Lines of data.
<<<<
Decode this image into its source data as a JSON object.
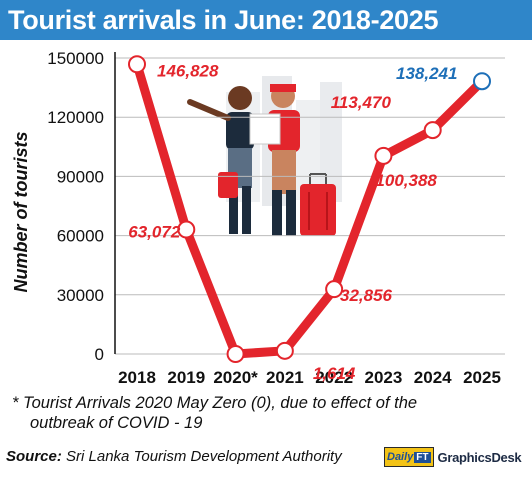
{
  "header": {
    "title": "Tourist arrivals in June: 2018-2025"
  },
  "chart_data": {
    "type": "line",
    "title": "Tourist arrivals in June: 2018-2025",
    "xlabel": "",
    "ylabel": "Number of tourists",
    "categories": [
      "2018",
      "2019",
      "2020*",
      "2021",
      "2022",
      "2023",
      "2024",
      "2025"
    ],
    "series": [
      {
        "values": [
          146828,
          63072,
          0,
          1614,
          32856,
          100388,
          113470,
          138241
        ]
      }
    ],
    "data_labels": [
      "146,828",
      "63,072",
      "",
      "1,614",
      "32,856",
      "100,388",
      "113,470",
      "138,241"
    ],
    "ylim": [
      0,
      150000
    ],
    "yticks": [
      "0",
      "30000",
      "60000",
      "90000",
      "120000",
      "150000"
    ],
    "grid": true,
    "colors": {
      "line": "#e3252c",
      "highlight": "#1d6fb8",
      "grid": "#bbbbbb",
      "title_bg": "#2f86c9"
    }
  },
  "footer": {
    "note_line1": "* Tourist Arrivals 2020 May Zero (0), due to effect of the",
    "note_line2": "outbreak of COVID - 19",
    "source_label": "Source:",
    "source_text": "Sri Lanka Tourism Development Authority",
    "brand_daily": "Daily",
    "brand_ft": "FT",
    "brand_desk": "GraphicsDesk"
  }
}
>>>>
Write every record out again exactly; no pictures belong in the copy.

Decode this image into its source data as a JSON object.
{
  "header": {
    "title": "Tourist arrivals in June: 2018-2025"
  },
  "chart_data": {
    "type": "line",
    "title": "Tourist arrivals in June: 2018-2025",
    "xlabel": "",
    "ylabel": "Number of tourists",
    "categories": [
      "2018",
      "2019",
      "2020*",
      "2021",
      "2022",
      "2023",
      "2024",
      "2025"
    ],
    "series": [
      {
        "values": [
          146828,
          63072,
          0,
          1614,
          32856,
          100388,
          113470,
          138241
        ]
      }
    ],
    "data_labels": [
      "146,828",
      "63,072",
      "",
      "1,614",
      "32,856",
      "100,388",
      "113,470",
      "138,241"
    ],
    "ylim": [
      0,
      150000
    ],
    "yticks": [
      "0",
      "30000",
      "60000",
      "90000",
      "120000",
      "150000"
    ],
    "grid": true,
    "colors": {
      "line": "#e3252c",
      "highlight": "#1d6fb8",
      "grid": "#bbbbbb",
      "title_bg": "#2f86c9"
    }
  },
  "footer": {
    "note_line1": "* Tourist Arrivals 2020 May Zero (0), due to effect of the",
    "note_line2": "outbreak of COVID - 19",
    "source_label": "Source:",
    "source_text": "Sri Lanka Tourism Development Authority",
    "brand_daily": "Daily",
    "brand_ft": "FT",
    "brand_desk": "GraphicsDesk"
  }
}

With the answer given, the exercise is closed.